Every line of the data must be copied exactly.

---- Supplied material

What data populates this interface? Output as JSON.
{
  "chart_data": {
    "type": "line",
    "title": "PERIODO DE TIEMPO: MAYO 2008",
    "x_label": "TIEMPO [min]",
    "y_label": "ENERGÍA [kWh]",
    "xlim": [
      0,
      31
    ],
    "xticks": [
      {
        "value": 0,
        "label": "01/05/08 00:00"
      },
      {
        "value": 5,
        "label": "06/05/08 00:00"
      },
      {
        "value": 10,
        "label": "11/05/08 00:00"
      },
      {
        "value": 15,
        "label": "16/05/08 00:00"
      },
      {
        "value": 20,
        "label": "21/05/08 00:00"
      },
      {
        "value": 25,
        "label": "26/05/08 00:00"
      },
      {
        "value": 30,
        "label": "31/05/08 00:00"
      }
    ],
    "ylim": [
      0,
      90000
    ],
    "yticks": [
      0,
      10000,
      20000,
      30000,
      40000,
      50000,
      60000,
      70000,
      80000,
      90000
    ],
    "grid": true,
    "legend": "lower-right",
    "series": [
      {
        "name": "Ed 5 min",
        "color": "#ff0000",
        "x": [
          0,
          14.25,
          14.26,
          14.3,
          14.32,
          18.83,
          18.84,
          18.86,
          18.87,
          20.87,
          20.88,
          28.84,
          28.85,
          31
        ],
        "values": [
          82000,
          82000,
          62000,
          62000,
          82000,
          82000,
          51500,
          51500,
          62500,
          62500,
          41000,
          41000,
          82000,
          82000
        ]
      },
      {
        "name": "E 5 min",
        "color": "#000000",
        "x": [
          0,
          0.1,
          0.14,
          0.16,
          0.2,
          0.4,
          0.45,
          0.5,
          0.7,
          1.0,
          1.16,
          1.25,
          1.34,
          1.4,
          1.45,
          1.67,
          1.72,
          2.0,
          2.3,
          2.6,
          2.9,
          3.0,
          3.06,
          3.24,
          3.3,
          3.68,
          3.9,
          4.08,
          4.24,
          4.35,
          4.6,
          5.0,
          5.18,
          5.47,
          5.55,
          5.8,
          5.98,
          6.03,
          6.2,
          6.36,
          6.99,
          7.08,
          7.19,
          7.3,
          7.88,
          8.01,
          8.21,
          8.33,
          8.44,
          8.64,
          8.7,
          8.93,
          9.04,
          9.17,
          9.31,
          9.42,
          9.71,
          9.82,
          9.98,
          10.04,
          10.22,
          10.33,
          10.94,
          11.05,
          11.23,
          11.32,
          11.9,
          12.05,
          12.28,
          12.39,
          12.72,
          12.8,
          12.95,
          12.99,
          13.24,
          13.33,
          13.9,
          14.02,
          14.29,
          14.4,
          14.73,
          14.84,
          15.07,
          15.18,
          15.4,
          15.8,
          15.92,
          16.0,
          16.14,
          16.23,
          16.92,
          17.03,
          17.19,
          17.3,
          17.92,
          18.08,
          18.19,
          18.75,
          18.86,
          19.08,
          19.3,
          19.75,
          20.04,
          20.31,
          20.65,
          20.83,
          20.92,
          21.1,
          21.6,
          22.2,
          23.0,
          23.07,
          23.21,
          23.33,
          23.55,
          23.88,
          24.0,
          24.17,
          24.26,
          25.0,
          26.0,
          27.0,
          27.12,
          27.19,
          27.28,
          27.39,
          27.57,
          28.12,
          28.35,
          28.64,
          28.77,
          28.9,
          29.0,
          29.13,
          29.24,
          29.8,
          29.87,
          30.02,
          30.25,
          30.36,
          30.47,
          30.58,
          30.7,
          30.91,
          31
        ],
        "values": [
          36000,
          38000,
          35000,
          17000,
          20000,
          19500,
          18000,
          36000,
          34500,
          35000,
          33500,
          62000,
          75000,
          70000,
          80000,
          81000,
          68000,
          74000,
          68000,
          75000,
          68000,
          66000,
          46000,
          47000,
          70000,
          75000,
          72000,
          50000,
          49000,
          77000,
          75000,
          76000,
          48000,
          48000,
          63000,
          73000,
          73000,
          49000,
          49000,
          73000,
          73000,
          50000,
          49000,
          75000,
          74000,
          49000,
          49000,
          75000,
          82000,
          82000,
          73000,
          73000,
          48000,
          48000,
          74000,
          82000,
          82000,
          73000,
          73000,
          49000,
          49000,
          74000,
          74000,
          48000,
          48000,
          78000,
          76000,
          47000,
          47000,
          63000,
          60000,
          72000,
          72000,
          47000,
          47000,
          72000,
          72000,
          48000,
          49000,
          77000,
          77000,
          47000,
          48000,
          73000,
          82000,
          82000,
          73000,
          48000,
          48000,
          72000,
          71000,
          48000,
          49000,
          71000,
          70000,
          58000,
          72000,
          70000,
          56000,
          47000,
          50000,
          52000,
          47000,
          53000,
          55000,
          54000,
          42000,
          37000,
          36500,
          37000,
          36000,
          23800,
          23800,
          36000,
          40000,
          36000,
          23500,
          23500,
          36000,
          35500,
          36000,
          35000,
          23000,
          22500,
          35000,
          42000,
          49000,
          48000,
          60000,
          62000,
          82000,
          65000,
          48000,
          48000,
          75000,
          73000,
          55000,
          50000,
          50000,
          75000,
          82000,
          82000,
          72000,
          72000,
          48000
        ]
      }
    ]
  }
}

--------

▶ **Exercise result**:
What data populates this interface? Output as JSON.
{
  "chart_data": {
    "type": "line",
    "title": "PERIODO DE TIEMPO: MAYO 2008",
    "x_label": "TIEMPO [min]",
    "y_label": "ENERGÍA [kWh]",
    "xlim": [
      0,
      31
    ],
    "xticks": [
      {
        "value": 0,
        "label": "01/05/08 00:00"
      },
      {
        "value": 5,
        "label": "06/05/08 00:00"
      },
      {
        "value": 10,
        "label": "11/05/08 00:00"
      },
      {
        "value": 15,
        "label": "16/05/08 00:00"
      },
      {
        "value": 20,
        "label": "21/05/08 00:00"
      },
      {
        "value": 25,
        "label": "26/05/08 00:00"
      },
      {
        "value": 30,
        "label": "31/05/08 00:00"
      }
    ],
    "ylim": [
      0,
      90000
    ],
    "yticks": [
      0,
      10000,
      20000,
      30000,
      40000,
      50000,
      60000,
      70000,
      80000,
      90000
    ],
    "grid": true,
    "legend": "lower-right",
    "series": [
      {
        "name": "Ed 5 min",
        "color": "#ff0000",
        "x": [
          0,
          14.25,
          14.26,
          14.3,
          14.32,
          18.83,
          18.84,
          18.86,
          18.87,
          20.87,
          20.88,
          28.84,
          28.85,
          31
        ],
        "values": [
          82000,
          82000,
          62000,
          62000,
          82000,
          82000,
          51500,
          51500,
          62500,
          62500,
          41000,
          41000,
          82000,
          82000
        ]
      },
      {
        "name": "E 5 min",
        "color": "#000000",
        "x": [
          0,
          0.1,
          0.14,
          0.16,
          0.2,
          0.4,
          0.45,
          0.5,
          0.7,
          1.0,
          1.16,
          1.25,
          1.34,
          1.4,
          1.45,
          1.67,
          1.72,
          2.0,
          2.3,
          2.6,
          2.9,
          3.0,
          3.06,
          3.24,
          3.3,
          3.68,
          3.9,
          4.08,
          4.24,
          4.35,
          4.6,
          5.0,
          5.18,
          5.47,
          5.55,
          5.8,
          5.98,
          6.03,
          6.2,
          6.36,
          6.99,
          7.08,
          7.19,
          7.3,
          7.88,
          8.01,
          8.21,
          8.33,
          8.44,
          8.64,
          8.7,
          8.93,
          9.04,
          9.17,
          9.31,
          9.42,
          9.71,
          9.82,
          9.98,
          10.04,
          10.22,
          10.33,
          10.94,
          11.05,
          11.23,
          11.32,
          11.9,
          12.05,
          12.28,
          12.39,
          12.72,
          12.8,
          12.95,
          12.99,
          13.24,
          13.33,
          13.9,
          14.02,
          14.29,
          14.4,
          14.73,
          14.84,
          15.07,
          15.18,
          15.4,
          15.8,
          15.92,
          16.0,
          16.14,
          16.23,
          16.92,
          17.03,
          17.19,
          17.3,
          17.92,
          18.08,
          18.19,
          18.75,
          18.86,
          19.08,
          19.3,
          19.75,
          20.04,
          20.31,
          20.65,
          20.83,
          20.92,
          21.1,
          21.6,
          22.2,
          23.0,
          23.07,
          23.21,
          23.33,
          23.55,
          23.88,
          24.0,
          24.17,
          24.26,
          25.0,
          26.0,
          27.0,
          27.12,
          27.19,
          27.28,
          27.39,
          27.57,
          28.12,
          28.35,
          28.64,
          28.77,
          28.9,
          29.0,
          29.13,
          29.24,
          29.8,
          29.87,
          30.02,
          30.25,
          30.36,
          30.47,
          30.58,
          30.7,
          30.91,
          31
        ],
        "values": [
          36000,
          38000,
          35000,
          17000,
          20000,
          19500,
          18000,
          36000,
          34500,
          35000,
          33500,
          62000,
          75000,
          70000,
          80000,
          81000,
          68000,
          74000,
          68000,
          75000,
          68000,
          66000,
          46000,
          47000,
          70000,
          75000,
          72000,
          50000,
          49000,
          77000,
          75000,
          76000,
          48000,
          48000,
          63000,
          73000,
          73000,
          49000,
          49000,
          73000,
          73000,
          50000,
          49000,
          75000,
          74000,
          49000,
          49000,
          75000,
          82000,
          82000,
          73000,
          73000,
          48000,
          48000,
          74000,
          82000,
          82000,
          73000,
          73000,
          49000,
          49000,
          74000,
          74000,
          48000,
          48000,
          78000,
          76000,
          47000,
          47000,
          63000,
          60000,
          72000,
          72000,
          47000,
          47000,
          72000,
          72000,
          48000,
          49000,
          77000,
          77000,
          47000,
          48000,
          73000,
          82000,
          82000,
          73000,
          48000,
          48000,
          72000,
          71000,
          48000,
          49000,
          71000,
          70000,
          58000,
          72000,
          70000,
          56000,
          47000,
          50000,
          52000,
          47000,
          53000,
          55000,
          54000,
          42000,
          37000,
          36500,
          37000,
          36000,
          23800,
          23800,
          36000,
          40000,
          36000,
          23500,
          23500,
          36000,
          35500,
          36000,
          35000,
          23000,
          22500,
          35000,
          42000,
          49000,
          48000,
          60000,
          62000,
          82000,
          65000,
          48000,
          48000,
          75000,
          73000,
          55000,
          50000,
          50000,
          75000,
          82000,
          82000,
          72000,
          72000,
          48000
        ]
      }
    ]
  }
}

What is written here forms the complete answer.